## Dataset items
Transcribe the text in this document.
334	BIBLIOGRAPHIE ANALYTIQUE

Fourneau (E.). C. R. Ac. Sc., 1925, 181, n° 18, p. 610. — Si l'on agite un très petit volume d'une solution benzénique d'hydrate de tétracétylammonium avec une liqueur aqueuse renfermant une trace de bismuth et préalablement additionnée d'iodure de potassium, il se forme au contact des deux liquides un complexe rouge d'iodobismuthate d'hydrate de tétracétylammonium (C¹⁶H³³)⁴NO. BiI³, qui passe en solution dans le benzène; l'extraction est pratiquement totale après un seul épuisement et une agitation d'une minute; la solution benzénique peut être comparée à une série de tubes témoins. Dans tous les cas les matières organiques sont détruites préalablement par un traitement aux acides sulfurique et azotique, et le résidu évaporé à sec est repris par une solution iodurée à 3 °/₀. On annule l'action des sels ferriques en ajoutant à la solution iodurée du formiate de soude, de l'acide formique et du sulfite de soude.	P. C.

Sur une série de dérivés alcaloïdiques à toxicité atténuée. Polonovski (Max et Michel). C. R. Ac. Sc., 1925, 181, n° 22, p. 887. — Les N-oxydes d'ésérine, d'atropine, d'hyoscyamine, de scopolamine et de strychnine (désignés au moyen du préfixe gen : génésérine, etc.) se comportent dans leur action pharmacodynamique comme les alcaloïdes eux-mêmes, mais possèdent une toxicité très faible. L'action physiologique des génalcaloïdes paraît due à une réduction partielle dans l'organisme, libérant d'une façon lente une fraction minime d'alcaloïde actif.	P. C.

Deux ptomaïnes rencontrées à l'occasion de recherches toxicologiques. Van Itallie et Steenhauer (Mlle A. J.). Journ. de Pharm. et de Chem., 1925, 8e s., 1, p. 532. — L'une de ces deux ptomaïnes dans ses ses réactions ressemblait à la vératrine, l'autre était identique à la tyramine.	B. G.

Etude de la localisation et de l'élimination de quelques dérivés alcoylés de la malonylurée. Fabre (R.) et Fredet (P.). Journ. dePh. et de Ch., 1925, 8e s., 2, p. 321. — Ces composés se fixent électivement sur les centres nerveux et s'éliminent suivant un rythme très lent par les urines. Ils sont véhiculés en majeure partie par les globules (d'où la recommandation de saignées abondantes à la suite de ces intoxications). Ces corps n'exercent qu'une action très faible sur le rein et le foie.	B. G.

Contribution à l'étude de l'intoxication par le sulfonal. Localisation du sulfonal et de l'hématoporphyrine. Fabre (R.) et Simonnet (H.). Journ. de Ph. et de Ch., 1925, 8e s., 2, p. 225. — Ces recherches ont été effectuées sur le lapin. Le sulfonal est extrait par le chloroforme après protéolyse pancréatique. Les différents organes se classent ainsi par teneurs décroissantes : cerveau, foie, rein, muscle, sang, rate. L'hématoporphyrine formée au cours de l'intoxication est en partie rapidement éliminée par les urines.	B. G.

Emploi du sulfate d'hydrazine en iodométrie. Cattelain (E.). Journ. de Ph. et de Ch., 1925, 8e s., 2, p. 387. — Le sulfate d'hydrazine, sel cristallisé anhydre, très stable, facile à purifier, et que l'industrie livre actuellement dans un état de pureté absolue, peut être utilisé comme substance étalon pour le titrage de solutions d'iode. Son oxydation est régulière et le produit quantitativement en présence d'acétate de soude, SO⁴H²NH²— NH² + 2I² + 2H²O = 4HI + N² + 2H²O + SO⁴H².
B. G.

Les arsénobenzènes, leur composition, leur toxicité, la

==

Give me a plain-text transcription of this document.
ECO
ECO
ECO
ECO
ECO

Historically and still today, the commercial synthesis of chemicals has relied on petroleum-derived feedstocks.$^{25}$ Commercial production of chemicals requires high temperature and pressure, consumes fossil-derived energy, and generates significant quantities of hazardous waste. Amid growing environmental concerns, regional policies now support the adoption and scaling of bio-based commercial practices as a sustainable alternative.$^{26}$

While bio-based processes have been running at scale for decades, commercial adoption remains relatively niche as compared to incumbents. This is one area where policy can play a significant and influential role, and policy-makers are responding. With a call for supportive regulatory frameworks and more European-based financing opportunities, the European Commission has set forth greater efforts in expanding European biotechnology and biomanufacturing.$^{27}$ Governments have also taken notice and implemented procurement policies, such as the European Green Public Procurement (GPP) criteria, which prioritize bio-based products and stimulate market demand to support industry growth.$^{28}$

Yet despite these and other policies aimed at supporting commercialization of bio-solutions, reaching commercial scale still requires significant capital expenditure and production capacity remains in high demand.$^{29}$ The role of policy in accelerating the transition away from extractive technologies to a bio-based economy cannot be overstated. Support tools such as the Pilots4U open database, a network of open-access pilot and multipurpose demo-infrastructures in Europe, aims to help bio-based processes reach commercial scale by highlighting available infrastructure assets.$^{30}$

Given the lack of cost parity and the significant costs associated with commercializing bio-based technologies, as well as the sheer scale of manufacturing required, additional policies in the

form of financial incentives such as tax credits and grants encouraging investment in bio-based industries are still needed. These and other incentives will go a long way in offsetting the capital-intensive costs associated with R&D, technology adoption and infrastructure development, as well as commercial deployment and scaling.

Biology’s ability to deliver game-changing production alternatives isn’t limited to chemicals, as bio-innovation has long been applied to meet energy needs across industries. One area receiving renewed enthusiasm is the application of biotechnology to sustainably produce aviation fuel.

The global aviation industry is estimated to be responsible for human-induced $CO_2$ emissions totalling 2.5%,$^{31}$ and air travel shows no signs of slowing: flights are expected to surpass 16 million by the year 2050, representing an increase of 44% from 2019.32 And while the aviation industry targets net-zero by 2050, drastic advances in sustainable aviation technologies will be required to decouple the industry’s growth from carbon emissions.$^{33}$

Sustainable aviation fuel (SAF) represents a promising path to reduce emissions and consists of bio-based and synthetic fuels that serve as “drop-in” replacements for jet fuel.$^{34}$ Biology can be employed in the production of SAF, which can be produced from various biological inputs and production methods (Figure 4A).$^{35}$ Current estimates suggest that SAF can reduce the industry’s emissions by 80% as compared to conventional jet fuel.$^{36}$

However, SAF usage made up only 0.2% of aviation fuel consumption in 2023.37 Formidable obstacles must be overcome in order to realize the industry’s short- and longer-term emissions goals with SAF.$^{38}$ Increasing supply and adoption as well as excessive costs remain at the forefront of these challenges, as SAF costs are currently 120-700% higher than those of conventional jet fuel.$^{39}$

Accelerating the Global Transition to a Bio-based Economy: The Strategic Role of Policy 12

## What the task requires
Count the lines of the data that include the string "associated", and give only that number.

## Result for this task
2